WRITTEN PROBLEM – State the number of lines with the string "serta" in them, and nothing else.

SUPPLIED RECORDS –
******************************

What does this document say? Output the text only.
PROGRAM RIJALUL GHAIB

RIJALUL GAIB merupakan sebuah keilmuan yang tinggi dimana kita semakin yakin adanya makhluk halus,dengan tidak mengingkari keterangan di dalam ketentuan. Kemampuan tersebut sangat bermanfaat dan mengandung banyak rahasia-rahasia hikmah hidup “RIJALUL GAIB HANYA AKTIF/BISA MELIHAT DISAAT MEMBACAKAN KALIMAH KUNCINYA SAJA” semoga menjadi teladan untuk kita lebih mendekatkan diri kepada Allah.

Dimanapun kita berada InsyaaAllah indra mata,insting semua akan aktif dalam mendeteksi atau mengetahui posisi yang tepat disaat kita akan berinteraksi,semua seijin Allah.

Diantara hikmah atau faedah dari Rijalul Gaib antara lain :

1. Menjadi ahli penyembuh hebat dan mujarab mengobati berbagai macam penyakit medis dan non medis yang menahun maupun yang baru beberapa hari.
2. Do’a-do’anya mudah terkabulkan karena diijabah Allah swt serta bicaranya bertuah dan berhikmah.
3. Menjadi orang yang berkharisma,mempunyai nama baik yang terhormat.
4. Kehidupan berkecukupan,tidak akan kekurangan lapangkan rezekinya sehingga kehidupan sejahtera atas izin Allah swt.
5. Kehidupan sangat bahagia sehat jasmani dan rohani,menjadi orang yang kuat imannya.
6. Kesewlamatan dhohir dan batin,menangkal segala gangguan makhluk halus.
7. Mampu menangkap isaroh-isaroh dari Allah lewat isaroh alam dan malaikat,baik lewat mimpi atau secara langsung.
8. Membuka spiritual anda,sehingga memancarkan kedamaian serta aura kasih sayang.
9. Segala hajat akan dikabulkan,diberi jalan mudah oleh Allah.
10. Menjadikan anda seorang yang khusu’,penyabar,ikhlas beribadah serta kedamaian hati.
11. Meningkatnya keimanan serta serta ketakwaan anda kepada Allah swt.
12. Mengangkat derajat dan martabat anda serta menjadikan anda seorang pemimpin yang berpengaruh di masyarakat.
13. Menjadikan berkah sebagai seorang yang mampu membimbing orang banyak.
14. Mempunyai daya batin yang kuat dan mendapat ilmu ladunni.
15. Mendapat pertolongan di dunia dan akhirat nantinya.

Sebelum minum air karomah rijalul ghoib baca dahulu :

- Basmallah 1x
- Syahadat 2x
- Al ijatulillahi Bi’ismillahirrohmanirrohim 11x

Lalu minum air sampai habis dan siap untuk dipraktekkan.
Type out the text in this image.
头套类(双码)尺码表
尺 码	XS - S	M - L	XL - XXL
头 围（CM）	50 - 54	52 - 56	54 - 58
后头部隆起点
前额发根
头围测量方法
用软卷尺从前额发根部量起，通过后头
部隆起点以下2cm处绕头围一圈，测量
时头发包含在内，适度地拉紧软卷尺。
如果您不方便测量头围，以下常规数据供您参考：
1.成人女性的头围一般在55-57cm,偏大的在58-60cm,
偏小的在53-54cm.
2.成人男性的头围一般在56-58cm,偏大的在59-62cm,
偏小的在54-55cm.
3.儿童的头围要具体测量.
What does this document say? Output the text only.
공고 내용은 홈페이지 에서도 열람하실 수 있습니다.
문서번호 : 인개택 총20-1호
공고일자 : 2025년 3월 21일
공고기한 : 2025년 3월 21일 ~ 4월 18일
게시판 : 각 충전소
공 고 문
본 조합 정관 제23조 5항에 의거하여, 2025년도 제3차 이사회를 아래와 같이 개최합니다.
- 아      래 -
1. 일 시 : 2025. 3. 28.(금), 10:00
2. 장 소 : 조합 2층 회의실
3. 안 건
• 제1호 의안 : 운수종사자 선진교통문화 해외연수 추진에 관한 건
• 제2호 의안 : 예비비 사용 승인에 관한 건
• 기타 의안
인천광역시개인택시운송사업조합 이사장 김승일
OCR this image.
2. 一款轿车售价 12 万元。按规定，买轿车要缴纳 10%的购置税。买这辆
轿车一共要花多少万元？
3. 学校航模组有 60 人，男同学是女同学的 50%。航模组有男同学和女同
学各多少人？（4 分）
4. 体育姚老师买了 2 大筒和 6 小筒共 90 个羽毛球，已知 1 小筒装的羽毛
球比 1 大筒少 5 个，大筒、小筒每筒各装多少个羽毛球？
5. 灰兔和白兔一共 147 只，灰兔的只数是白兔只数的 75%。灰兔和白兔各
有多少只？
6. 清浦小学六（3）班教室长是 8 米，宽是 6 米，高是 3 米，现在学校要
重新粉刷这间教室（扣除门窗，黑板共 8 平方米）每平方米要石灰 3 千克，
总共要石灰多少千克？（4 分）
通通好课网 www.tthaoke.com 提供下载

******************************

SOLUTION TO THE PROBLEM – 5